[Dataset excerpt]

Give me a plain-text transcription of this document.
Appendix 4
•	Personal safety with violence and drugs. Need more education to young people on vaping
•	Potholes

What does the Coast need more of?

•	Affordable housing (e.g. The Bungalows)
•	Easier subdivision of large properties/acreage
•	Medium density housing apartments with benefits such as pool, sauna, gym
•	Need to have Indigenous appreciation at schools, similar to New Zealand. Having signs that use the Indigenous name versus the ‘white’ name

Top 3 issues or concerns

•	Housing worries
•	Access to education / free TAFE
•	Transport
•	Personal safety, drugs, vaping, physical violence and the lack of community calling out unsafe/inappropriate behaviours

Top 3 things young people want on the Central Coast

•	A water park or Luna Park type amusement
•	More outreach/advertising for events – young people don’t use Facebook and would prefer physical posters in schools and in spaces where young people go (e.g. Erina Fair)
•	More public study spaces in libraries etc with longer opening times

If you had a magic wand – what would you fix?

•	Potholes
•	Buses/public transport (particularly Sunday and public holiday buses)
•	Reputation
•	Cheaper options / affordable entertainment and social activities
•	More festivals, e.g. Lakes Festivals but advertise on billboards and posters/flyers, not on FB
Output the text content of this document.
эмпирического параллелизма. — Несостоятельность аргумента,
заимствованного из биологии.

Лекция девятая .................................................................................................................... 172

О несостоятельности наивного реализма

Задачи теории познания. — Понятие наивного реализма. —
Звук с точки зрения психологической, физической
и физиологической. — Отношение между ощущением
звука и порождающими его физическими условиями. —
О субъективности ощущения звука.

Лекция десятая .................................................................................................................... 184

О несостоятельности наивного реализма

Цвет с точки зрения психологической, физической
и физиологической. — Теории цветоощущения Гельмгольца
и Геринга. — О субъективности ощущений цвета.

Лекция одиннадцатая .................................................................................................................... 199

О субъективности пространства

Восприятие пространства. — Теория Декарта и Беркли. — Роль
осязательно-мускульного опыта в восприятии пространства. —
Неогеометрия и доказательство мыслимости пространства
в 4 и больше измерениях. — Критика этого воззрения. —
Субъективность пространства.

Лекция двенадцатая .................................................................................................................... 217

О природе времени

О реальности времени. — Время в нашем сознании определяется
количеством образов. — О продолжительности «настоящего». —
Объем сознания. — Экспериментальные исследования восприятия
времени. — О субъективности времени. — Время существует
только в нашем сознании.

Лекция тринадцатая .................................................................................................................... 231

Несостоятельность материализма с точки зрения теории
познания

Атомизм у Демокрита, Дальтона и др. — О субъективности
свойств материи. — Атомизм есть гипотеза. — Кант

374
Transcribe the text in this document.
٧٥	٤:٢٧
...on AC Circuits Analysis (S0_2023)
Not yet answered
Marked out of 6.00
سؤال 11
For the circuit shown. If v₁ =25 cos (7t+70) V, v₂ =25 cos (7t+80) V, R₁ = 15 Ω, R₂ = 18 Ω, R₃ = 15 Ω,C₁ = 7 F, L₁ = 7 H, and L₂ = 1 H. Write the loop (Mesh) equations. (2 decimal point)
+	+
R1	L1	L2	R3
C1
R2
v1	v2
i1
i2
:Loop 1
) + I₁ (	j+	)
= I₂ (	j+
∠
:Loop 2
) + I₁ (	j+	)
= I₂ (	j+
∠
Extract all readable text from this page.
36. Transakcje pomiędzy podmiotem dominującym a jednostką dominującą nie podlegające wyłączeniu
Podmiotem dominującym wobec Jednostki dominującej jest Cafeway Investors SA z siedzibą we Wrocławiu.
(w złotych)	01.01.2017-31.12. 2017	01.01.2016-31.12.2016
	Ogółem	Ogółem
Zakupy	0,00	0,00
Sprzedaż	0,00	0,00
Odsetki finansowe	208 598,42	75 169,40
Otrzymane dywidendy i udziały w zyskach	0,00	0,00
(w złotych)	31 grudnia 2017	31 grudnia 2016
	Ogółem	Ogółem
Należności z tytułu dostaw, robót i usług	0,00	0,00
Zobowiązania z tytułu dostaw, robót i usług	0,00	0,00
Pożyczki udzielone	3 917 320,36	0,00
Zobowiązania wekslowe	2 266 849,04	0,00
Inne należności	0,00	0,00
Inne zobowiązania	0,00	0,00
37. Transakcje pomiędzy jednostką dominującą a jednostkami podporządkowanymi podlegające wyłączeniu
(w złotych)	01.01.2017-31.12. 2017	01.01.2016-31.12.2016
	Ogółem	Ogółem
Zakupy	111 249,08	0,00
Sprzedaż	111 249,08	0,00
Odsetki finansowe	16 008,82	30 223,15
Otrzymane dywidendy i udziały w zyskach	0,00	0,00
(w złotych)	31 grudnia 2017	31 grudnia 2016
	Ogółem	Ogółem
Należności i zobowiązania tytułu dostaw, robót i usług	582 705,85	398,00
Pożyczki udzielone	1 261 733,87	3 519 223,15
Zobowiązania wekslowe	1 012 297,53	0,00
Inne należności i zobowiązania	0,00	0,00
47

**Work to complete:**
All the entries above need to be reproduced exactly.

**Answer to the problem:**
Give me a plain-text transcription of this document.
Appendix 4
•	Personal safety with violence and drugs. Need more education to young people on vaping
•	Potholes

What does the Coast need more of?

•	Affordable housing (e.g. The Bungalows)
•	Easier subdivision of large properties/acreage
•	Medium density housing apartments with benefits such as pool, sauna, gym
•	Need to have Indigenous appreciation at schools, similar to New Zealand. Having signs that use the Indigenous name versus the ‘white’ name

Top 3 issues or concerns

•	Housing worries
•	Access to education / free TAFE
•	Transport
•	Personal safety, drugs, vaping, physical violence and the lack of community calling out unsafe/inappropriate behaviours

Top 3 things young people want on the Central Coast

•	A water park or Luna Park type amusement
•	More outreach/advertising for events – young people don’t use Facebook and would prefer physical posters in schools and in spaces where young people go (e.g. Erina Fair)
•	More public study spaces in libraries etc with longer opening times

If you had a magic wand – what would you fix?

•	Potholes
•	Buses/public transport (particularly Sunday and public holiday buses)
•	Reputation
•	Cheaper options / affordable entertainment and social activities
•	More festivals, e.g. Lakes Festivals but advertise on billboards and posters/flyers, not on FB
Output the text content of this document.
эмпирического параллелизма. — Несостоятельность аргумента,
заимствованного из биологии.

Лекция девятая .................................................................................................................... 172

О несостоятельности наивного реализма

Задачи теории познания. — Понятие наивного реализма. —
Звук с точки зрения психологической, физической
и физиологической. — Отношение между ощущением
звука и порождающими его физическими условиями. —
О субъективности ощущения звука.

Лекция десятая .................................................................................................................... 184

О несостоятельности наивного реализма

Цвет с точки зрения психологической, физической
и физиологической. — Теории цветоощущения Гельмгольца
и Геринга. — О субъективности ощущений цвета.

Лекция одиннадцатая .................................................................................................................... 199

О субъективности пространства

Восприятие пространства. — Теория Декарта и Беркли. — Роль
осязательно-мускульного опыта в восприятии пространства. —
Неогеометрия и доказательство мыслимости пространства
в 4 и больше измерениях. — Критика этого воззрения. —
Субъективность пространства.

Лекция двенадцатая .................................................................................................................... 217

О природе времени

О реальности времени. — Время в нашем сознании определяется
количеством образов. — О продолжительности «настоящего». —
Объем сознания. — Экспериментальные исследования восприятия
времени. — О субъективности времени. — Время существует
только в нашем сознании.

Лекция тринадцатая .................................................................................................................... 231

Несостоятельность материализма с точки зрения теории
познания

Атомизм у Демокрита, Дальтона и др. — О субъективности
свойств материи. — Атомизм есть гипотеза. — Кант

374
Transcribe the text in this document.
٧٥	٤:٢٧
...on AC Circuits Analysis (S0_2023)
Not yet answered
Marked out of 6.00
سؤال 11
For the circuit shown. If v₁ =25 cos (7t+70) V, v₂ =25 cos (7t+80) V, R₁ = 15 Ω, R₂ = 18 Ω, R₃ = 15 Ω,C₁ = 7 F, L₁ = 7 H, and L₂ = 1 H. Write the loop (Mesh) equations. (2 decimal point)
+	+
R1	L1	L2	R3
C1
R2
v1	v2
i1
i2
:Loop 1
) + I₁ (	j+	)
= I₂ (	j+
∠
:Loop 2
) + I₁ (	j+	)
= I₂ (	j+
∠
Extract all readable text from this page.
36. Transakcje pomiędzy podmiotem dominującym a jednostką dominującą nie podlegające wyłączeniu
Podmiotem dominującym wobec Jednostki dominującej jest Cafeway Investors SA z siedzibą we Wrocławiu.
(w złotych)	01.01.2017-31.12. 2017	01.01.2016-31.12.2016
	Ogółem	Ogółem
Zakupy	0,00	0,00
Sprzedaż	0,00	0,00
Odsetki finansowe	208 598,42	75 169,40
Otrzymane dywidendy i udziały w zyskach	0,00	0,00
(w złotych)	31 grudnia 2017	31 grudnia 2016
	Ogółem	Ogółem
Należności z tytułu dostaw, robót i usług	0,00	0,00
Zobowiązania z tytułu dostaw, robót i usług	0,00	0,00
Pożyczki udzielone	3 917 320,36	0,00
Zobowiązania wekslowe	2 266 849,04	0,00
Inne należności	0,00	0,00
Inne zobowiązania	0,00	0,00
37. Transakcje pomiędzy jednostką dominującą a jednostkami podporządkowanymi podlegające wyłączeniu
(w złotych)	01.01.2017-31.12. 2017	01.01.2016-31.12.2016
	Ogółem	Ogółem
Zakupy	111 249,08	0,00
Sprzedaż	111 249,08	0,00
Odsetki finansowe	16 008,82	30 223,15
Otrzymane dywidendy i udziały w zyskach	0,00	0,00
(w złotych)	31 grudnia 2017	31 grudnia 2016
	Ogółem	Ogółem
Należności i zobowiązania tytułu dostaw, robót i usług	582 705,85	398,00
Pożyczki udzielone	1 261 733,87	3 519 223,15
Zobowiązania wekslowe	1 012 297,53	0,00
Inne należności i zobowiązania	0,00	0,00
47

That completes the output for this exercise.